━━ Input rows

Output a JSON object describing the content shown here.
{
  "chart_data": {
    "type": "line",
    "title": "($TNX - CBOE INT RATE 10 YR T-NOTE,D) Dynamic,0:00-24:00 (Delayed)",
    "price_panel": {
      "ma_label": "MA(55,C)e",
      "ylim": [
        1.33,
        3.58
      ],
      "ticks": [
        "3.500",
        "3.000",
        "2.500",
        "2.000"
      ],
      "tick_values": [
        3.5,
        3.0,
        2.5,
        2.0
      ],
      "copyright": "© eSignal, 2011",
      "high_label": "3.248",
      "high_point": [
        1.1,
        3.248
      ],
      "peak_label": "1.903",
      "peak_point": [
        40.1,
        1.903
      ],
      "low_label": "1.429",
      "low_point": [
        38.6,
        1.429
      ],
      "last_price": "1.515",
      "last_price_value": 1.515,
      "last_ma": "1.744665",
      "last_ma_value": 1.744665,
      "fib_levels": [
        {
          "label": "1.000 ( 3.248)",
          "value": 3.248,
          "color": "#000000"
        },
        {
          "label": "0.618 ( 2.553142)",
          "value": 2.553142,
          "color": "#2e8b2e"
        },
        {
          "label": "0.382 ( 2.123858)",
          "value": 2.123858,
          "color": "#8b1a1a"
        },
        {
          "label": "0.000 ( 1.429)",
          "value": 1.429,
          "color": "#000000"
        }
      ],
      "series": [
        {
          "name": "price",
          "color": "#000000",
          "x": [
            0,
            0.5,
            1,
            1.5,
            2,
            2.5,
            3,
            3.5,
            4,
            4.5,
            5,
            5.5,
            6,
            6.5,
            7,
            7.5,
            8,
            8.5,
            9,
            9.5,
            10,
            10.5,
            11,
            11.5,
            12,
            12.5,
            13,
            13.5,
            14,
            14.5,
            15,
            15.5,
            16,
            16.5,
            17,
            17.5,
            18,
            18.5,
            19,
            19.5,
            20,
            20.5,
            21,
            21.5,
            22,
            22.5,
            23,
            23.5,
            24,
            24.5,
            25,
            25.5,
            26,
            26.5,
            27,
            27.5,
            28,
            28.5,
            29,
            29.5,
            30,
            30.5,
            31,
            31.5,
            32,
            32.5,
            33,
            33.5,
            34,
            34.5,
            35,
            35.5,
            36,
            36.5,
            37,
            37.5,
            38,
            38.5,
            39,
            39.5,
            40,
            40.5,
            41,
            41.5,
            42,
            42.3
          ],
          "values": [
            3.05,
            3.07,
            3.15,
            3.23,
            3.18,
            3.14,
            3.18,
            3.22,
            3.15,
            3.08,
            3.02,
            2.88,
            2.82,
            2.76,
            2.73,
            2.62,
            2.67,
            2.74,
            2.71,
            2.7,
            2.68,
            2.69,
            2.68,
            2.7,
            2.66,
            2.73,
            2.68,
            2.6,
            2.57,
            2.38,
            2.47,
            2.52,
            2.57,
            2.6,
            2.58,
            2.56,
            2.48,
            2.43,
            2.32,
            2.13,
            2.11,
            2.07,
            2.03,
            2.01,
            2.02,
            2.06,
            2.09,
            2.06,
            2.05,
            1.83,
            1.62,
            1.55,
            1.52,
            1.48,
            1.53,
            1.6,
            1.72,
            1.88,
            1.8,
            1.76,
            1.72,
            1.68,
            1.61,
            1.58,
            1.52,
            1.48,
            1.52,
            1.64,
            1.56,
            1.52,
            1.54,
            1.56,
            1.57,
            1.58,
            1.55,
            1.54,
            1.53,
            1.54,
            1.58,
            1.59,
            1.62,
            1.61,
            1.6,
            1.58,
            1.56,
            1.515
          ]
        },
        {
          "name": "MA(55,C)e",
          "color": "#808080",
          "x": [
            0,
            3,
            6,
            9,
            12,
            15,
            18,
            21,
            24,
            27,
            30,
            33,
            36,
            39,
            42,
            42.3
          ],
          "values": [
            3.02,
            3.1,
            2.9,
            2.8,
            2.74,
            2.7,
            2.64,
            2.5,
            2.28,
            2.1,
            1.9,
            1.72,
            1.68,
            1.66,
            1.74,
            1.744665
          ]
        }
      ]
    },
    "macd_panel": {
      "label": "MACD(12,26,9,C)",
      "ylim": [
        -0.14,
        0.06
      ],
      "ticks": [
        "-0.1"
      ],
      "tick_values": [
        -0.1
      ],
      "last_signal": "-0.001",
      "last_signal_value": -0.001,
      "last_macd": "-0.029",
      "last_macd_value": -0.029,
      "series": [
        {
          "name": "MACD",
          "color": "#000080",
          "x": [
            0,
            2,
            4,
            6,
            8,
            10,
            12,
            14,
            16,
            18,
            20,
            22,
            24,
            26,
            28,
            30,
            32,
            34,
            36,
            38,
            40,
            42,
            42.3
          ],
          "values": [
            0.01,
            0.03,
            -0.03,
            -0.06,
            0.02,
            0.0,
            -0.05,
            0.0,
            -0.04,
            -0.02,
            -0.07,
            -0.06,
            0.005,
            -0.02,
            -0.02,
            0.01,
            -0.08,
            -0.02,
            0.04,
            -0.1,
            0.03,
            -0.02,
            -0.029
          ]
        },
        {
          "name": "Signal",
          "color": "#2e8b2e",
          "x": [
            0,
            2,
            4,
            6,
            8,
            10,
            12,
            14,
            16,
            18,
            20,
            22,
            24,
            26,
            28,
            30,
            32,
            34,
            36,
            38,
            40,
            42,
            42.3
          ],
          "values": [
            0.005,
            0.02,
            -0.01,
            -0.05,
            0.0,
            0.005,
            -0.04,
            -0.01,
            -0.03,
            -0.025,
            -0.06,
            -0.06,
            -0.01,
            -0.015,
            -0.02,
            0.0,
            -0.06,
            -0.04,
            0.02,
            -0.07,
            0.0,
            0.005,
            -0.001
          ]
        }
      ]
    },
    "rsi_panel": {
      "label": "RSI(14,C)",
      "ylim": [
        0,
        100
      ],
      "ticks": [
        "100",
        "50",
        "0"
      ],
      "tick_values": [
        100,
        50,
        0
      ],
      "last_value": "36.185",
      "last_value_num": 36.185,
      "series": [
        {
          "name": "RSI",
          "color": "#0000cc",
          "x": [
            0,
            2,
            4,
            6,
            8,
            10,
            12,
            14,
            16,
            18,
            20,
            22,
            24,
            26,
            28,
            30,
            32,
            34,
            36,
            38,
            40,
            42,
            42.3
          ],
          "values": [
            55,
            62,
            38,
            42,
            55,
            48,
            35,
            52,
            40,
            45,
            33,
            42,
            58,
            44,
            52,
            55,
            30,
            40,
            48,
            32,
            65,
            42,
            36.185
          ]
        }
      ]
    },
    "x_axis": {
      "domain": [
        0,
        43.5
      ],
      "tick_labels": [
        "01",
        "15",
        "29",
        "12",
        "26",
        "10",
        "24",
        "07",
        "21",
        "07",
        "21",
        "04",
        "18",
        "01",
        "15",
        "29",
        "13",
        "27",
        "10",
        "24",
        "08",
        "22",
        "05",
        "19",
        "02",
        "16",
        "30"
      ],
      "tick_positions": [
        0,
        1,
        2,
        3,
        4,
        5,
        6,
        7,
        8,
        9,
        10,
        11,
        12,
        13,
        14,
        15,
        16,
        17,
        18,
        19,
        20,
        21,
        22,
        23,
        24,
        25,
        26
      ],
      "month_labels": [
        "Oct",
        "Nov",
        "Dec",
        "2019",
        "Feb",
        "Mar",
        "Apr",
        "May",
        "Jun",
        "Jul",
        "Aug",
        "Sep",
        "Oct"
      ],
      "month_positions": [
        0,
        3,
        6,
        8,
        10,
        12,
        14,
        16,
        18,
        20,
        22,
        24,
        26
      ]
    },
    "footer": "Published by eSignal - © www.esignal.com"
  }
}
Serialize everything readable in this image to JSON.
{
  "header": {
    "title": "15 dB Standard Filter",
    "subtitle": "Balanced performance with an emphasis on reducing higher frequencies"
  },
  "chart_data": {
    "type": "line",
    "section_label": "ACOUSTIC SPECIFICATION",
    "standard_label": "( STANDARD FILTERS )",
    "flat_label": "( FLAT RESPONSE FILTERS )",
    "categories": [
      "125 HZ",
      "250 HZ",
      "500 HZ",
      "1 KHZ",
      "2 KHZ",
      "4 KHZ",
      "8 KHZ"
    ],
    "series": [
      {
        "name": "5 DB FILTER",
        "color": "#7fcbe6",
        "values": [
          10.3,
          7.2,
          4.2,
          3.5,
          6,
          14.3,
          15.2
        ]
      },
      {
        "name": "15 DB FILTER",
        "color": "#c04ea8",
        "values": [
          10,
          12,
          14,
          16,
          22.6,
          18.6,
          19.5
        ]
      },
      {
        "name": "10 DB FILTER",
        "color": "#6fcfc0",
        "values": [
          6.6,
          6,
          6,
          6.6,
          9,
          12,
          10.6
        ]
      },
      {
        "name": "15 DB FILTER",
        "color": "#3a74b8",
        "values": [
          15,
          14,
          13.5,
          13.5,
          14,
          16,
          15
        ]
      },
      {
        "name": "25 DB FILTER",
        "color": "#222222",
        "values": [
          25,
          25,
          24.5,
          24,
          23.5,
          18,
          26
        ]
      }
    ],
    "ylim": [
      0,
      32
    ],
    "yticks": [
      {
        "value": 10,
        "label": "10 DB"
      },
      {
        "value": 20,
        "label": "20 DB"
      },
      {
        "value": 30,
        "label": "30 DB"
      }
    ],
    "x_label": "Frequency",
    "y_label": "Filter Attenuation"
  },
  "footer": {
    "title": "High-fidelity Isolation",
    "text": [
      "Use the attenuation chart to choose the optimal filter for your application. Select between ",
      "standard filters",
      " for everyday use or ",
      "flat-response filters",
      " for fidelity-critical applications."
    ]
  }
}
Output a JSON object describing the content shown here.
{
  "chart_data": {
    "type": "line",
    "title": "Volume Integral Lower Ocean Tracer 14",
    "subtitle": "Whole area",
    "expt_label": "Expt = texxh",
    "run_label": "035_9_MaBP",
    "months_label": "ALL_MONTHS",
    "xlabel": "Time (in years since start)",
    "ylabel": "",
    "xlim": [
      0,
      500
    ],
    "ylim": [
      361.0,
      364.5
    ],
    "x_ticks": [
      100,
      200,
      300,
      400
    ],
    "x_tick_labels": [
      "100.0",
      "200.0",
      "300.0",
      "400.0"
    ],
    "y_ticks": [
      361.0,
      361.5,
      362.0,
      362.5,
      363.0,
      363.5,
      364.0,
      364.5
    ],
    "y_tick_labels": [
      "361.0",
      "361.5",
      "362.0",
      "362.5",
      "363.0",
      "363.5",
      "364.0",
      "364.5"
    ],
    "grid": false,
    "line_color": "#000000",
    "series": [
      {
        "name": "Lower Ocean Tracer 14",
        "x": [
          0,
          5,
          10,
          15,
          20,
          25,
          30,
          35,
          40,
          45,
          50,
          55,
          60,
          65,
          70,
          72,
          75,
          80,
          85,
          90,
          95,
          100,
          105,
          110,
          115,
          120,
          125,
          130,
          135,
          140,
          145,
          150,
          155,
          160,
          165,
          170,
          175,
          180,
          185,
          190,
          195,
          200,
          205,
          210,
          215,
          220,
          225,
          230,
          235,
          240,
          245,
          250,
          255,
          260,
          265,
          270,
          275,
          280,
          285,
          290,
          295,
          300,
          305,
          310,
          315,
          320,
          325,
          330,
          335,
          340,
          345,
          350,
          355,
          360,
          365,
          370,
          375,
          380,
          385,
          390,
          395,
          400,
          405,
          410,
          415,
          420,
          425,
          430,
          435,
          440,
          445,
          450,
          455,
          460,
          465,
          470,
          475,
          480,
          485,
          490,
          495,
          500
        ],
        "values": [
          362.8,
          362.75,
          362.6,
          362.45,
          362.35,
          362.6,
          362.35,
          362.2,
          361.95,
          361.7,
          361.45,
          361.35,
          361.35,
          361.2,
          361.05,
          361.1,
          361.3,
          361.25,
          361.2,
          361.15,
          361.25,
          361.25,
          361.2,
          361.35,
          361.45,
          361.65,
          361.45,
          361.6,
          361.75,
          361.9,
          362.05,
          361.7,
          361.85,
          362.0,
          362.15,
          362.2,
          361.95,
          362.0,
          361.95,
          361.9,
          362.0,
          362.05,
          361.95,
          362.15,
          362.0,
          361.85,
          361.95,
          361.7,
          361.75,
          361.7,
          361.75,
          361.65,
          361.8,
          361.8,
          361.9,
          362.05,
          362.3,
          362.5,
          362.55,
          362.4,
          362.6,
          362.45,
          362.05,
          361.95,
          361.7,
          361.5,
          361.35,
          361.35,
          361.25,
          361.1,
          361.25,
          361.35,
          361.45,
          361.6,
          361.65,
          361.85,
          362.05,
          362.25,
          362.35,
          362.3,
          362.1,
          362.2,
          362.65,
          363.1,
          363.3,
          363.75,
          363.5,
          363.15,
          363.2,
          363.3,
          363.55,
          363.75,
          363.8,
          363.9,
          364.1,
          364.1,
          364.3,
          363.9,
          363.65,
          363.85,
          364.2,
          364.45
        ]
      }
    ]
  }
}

━━━━

Work out how many lines above have the string "footer" in them, and give only the number.

2